> WHAT YOU ARE ASKED TO DO
Read the lines that follow and pick out every one containing the word "text".

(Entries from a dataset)

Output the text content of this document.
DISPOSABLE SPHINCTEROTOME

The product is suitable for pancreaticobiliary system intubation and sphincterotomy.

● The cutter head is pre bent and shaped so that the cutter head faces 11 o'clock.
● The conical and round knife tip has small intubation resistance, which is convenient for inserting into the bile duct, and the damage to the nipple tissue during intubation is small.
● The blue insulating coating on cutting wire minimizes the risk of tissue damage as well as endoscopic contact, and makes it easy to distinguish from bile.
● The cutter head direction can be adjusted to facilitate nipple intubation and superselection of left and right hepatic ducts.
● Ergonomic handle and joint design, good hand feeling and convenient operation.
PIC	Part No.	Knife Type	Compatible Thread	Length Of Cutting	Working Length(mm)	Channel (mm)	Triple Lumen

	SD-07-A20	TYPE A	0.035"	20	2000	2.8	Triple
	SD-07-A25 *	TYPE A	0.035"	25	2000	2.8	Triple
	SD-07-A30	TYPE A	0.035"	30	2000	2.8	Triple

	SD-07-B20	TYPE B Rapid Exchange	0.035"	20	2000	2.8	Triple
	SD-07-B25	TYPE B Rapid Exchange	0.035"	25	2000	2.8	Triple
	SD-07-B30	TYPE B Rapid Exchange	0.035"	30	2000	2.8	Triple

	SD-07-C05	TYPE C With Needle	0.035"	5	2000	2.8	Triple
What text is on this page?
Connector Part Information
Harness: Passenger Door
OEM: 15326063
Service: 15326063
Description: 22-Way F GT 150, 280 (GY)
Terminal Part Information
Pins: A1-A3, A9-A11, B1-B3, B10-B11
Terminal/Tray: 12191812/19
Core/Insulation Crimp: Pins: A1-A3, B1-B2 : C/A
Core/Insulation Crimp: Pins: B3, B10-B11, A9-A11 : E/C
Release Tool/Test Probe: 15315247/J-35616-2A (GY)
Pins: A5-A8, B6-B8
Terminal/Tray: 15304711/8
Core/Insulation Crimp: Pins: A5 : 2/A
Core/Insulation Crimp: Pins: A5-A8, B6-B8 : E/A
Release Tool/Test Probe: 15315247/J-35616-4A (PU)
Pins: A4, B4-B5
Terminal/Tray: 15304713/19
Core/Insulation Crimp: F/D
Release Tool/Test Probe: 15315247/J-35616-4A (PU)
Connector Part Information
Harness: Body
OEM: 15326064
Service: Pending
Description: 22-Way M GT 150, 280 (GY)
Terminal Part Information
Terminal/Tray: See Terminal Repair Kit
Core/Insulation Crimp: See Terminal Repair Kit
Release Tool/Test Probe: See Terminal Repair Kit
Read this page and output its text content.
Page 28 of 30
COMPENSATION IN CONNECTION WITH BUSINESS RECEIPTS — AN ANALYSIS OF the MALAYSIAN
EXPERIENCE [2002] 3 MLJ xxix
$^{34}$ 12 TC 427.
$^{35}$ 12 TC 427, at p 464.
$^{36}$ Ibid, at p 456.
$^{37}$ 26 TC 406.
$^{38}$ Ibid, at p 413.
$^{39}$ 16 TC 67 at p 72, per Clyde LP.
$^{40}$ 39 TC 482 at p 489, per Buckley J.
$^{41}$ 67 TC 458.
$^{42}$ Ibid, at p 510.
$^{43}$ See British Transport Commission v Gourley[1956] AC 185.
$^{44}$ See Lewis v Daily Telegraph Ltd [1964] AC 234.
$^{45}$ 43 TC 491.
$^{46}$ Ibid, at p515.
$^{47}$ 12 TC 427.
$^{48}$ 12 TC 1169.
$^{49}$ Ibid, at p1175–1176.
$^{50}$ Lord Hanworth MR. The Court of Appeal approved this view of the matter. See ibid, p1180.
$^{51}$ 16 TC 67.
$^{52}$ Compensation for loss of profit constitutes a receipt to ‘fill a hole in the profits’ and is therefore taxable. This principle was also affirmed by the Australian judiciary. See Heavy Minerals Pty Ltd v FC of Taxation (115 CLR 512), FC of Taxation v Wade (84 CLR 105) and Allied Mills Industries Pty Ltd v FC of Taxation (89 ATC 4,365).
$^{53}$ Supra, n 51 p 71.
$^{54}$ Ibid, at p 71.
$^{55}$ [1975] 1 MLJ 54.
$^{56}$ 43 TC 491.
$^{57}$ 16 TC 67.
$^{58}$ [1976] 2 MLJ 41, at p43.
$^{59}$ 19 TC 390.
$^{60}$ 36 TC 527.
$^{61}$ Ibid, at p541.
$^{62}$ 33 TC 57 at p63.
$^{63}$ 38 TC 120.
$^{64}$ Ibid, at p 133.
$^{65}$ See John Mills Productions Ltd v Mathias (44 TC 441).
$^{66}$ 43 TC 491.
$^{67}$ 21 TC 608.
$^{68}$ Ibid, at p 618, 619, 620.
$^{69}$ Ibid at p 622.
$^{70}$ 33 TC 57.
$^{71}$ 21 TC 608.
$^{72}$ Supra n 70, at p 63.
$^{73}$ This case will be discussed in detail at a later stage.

> RESPONSE
Output the text content of this document.
What text is on this page?
Read this page and output its text content.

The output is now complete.